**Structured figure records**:
»»
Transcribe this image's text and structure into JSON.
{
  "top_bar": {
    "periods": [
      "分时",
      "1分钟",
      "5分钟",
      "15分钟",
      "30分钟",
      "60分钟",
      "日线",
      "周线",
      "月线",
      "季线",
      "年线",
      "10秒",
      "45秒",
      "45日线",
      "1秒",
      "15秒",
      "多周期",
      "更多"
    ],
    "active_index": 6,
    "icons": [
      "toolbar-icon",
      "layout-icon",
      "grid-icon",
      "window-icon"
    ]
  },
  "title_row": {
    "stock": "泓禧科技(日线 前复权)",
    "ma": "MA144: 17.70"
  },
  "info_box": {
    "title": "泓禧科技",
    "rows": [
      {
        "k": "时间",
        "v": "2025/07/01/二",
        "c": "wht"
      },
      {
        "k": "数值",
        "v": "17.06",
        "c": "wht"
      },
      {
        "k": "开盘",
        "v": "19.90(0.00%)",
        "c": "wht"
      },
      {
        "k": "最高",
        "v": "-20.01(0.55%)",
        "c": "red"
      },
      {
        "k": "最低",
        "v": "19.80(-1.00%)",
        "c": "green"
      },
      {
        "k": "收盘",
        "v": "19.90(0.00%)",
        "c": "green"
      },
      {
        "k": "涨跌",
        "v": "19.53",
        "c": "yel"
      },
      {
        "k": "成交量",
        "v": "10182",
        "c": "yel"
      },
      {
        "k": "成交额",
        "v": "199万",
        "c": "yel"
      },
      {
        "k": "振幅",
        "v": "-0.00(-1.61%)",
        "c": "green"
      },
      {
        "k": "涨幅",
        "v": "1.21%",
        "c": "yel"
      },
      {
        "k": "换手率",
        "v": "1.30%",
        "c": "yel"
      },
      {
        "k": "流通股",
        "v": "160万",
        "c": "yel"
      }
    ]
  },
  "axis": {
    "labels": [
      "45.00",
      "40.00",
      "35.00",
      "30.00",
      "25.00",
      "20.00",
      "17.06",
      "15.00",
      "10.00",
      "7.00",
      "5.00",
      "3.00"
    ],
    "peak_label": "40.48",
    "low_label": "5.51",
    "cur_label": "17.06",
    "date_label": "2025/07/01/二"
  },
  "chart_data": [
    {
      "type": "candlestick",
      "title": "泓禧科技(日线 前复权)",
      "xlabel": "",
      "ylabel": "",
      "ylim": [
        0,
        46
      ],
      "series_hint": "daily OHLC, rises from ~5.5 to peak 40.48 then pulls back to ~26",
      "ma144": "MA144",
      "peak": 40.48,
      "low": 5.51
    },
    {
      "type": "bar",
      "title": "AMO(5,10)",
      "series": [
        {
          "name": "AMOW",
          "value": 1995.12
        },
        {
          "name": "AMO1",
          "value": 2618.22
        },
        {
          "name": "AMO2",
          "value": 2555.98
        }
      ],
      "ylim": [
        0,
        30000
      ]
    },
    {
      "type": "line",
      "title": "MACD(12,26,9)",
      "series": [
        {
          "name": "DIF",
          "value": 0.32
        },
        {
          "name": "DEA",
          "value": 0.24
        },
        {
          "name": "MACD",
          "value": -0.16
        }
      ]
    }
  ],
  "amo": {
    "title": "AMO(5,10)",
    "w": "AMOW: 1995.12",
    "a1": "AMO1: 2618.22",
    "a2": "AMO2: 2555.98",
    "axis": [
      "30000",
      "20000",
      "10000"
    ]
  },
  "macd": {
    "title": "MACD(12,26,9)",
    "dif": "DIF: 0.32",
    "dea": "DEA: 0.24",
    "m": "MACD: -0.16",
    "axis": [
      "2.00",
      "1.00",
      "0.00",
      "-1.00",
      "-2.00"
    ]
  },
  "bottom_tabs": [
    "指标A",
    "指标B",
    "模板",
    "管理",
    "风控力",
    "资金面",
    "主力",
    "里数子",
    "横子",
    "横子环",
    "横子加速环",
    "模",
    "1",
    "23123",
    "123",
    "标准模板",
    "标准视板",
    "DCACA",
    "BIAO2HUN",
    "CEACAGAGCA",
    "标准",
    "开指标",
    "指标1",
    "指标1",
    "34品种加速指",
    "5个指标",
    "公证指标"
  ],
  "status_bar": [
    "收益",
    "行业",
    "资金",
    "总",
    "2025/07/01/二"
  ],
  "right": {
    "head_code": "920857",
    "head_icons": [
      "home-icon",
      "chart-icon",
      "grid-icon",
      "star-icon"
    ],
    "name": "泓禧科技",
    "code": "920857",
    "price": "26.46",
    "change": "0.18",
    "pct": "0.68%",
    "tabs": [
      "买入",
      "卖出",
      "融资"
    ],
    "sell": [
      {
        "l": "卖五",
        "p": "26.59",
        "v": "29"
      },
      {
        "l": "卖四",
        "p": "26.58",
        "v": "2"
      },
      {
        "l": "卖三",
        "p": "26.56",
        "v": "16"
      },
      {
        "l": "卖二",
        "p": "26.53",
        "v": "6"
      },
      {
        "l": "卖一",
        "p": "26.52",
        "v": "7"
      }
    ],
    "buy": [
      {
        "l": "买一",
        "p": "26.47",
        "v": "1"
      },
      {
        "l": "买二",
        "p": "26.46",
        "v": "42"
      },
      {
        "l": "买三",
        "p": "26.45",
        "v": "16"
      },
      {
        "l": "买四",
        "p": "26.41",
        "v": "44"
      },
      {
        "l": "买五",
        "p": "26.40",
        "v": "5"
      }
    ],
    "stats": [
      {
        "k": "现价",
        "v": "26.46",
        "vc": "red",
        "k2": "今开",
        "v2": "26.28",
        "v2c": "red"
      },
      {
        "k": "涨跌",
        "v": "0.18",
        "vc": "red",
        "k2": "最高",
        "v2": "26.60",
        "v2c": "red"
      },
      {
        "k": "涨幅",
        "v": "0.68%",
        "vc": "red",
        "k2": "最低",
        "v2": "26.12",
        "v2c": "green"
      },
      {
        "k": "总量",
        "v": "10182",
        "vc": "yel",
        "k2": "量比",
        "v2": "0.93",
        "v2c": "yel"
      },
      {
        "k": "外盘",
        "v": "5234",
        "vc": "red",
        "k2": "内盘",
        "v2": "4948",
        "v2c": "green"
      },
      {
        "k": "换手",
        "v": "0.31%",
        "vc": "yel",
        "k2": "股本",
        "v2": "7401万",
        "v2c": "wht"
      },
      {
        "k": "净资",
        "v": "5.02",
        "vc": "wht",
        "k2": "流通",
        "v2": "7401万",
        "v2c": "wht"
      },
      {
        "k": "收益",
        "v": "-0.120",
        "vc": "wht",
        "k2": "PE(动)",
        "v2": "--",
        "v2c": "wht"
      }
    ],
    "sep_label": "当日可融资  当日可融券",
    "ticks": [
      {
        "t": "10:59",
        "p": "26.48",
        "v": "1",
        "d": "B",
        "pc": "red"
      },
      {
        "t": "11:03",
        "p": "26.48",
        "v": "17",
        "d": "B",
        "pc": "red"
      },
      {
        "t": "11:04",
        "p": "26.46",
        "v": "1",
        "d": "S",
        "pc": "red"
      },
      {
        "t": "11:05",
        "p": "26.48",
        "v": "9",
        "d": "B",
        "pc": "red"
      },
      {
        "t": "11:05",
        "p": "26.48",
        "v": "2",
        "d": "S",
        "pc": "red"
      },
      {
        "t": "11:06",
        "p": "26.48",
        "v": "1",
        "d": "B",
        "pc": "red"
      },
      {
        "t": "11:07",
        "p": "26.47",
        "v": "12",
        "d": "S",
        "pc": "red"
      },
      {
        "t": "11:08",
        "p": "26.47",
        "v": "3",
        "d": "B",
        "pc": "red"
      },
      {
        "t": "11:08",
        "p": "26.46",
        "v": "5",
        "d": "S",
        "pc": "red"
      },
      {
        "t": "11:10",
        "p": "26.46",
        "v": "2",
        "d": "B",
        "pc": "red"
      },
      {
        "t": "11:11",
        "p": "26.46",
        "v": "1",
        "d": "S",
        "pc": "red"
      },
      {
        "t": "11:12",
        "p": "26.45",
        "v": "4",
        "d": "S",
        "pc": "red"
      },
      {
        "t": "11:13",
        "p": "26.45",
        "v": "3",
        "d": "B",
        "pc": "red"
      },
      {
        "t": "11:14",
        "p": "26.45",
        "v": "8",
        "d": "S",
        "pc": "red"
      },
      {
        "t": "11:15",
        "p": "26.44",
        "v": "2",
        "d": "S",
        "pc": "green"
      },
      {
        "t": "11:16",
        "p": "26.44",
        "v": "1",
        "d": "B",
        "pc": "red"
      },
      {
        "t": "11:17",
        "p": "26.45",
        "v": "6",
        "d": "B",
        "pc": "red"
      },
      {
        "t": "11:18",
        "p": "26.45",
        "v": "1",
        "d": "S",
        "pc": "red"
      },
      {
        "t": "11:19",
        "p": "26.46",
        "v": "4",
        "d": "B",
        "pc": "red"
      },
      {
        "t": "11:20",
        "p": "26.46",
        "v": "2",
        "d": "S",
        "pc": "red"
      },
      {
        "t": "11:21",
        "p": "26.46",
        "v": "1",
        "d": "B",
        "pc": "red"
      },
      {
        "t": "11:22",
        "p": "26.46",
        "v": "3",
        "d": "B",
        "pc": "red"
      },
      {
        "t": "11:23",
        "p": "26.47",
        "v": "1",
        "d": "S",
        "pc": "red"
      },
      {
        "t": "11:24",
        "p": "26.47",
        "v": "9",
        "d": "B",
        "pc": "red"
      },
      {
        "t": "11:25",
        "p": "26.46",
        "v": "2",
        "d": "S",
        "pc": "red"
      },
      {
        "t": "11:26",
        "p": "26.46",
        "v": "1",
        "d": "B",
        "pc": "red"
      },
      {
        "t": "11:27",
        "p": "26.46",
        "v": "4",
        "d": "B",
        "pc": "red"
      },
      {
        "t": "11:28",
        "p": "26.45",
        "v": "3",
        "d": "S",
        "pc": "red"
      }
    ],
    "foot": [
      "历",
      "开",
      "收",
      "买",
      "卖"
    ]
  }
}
««
»»
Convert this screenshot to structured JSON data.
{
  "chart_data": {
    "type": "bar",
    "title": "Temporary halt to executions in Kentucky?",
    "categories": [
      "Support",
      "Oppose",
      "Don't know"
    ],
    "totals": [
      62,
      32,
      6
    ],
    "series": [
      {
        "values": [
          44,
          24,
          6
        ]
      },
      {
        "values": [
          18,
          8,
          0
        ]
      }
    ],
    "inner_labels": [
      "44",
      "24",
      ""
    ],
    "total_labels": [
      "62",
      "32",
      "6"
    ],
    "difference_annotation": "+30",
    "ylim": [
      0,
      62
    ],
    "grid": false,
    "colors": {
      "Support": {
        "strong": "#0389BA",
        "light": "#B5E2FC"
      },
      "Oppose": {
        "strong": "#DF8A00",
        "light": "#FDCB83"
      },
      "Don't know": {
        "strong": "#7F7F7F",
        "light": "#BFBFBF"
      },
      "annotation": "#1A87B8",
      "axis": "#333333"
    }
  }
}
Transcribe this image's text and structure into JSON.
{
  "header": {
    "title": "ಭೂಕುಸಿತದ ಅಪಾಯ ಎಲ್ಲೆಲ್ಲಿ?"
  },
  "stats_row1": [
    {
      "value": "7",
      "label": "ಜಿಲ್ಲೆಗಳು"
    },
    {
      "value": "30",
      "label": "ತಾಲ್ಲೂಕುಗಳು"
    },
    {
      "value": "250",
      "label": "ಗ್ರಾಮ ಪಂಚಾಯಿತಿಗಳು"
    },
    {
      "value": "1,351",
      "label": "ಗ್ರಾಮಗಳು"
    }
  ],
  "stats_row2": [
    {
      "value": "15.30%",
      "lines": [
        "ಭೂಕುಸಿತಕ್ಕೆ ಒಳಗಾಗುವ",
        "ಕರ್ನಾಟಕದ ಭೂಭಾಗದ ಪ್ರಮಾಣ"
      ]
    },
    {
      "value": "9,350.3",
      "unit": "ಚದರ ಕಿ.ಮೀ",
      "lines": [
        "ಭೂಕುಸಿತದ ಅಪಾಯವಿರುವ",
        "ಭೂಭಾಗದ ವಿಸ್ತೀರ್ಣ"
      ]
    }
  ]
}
««
»»
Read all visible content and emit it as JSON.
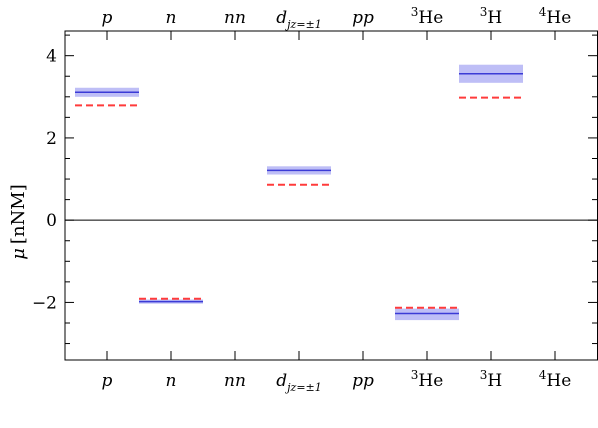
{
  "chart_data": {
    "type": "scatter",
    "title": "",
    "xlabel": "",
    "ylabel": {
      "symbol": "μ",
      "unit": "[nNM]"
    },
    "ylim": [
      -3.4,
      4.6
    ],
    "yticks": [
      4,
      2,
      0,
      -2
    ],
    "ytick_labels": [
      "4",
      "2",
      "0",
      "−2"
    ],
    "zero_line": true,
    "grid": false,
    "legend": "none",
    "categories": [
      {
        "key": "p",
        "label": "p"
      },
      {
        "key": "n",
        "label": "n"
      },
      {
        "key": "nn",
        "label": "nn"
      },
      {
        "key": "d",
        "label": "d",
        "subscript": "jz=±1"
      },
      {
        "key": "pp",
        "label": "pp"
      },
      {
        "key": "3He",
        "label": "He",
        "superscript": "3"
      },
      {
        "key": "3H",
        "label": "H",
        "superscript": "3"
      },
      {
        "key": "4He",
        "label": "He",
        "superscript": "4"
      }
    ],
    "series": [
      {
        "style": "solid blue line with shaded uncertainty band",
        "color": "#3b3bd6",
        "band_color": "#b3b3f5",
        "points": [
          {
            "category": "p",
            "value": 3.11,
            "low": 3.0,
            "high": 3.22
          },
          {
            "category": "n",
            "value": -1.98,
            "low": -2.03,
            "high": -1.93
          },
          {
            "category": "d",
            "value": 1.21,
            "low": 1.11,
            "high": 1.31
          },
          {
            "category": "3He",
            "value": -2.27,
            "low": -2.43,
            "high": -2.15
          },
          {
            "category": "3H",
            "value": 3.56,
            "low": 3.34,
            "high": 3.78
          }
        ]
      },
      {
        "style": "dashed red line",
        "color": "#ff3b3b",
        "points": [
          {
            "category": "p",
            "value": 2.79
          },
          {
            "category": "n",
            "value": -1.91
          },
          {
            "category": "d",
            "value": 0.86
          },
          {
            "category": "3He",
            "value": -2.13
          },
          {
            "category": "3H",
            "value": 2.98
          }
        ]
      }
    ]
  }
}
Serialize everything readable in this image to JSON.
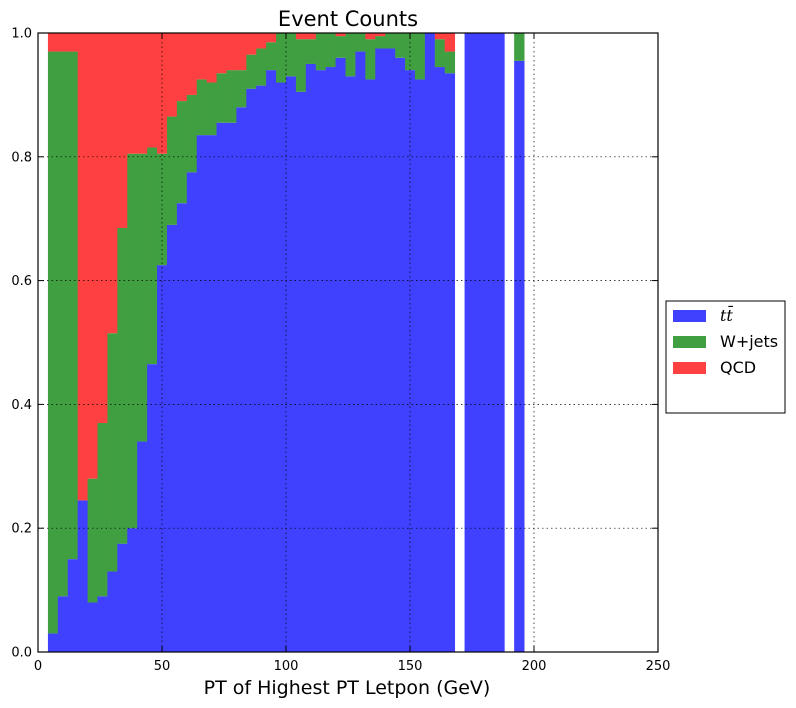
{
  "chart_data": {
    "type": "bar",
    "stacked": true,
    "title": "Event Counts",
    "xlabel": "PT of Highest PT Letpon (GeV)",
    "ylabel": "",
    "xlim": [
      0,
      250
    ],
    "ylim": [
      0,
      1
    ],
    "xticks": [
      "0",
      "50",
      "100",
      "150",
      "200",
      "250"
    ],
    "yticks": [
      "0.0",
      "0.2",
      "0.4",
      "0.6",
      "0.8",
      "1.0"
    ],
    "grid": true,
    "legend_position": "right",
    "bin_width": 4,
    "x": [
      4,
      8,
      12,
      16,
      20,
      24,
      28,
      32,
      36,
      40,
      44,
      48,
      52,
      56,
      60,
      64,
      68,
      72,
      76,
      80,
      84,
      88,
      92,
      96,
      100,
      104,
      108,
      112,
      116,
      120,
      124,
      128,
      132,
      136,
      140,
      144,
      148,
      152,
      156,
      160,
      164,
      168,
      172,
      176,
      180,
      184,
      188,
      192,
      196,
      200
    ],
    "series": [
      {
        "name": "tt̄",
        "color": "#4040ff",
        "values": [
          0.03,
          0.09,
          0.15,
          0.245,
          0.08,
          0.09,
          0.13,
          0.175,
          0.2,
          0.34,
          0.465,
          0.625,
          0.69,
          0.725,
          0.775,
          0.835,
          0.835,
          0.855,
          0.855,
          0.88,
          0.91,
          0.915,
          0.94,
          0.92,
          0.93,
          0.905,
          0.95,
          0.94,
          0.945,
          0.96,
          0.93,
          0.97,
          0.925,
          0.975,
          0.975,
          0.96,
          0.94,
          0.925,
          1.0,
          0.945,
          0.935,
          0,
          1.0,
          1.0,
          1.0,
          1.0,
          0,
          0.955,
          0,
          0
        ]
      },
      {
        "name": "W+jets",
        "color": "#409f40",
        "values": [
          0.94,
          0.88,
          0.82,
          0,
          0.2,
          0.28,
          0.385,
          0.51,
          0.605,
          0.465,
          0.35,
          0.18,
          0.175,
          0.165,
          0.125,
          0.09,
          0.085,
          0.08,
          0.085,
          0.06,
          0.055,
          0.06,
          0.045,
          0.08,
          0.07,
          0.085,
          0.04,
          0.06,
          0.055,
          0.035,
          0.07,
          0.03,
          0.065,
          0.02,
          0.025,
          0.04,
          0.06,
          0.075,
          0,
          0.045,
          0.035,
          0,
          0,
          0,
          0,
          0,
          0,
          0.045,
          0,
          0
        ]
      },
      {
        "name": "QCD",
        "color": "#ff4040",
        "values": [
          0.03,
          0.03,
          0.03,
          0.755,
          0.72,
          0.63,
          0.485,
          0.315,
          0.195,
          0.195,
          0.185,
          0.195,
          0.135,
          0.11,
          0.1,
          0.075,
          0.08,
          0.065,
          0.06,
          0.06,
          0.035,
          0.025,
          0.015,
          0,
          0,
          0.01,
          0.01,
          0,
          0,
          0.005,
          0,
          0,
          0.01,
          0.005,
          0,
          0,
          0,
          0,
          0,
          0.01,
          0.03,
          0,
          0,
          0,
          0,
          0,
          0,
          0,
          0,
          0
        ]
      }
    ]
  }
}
««
Using the records above, pull out each line where the word "泓禧科技" occurs.

    "stock": "泓禧科技(日线 前复权)",
    "title": "泓禧科技",
      "title": "泓禧科技(日线 前复权)",
    "name": "泓禧科技",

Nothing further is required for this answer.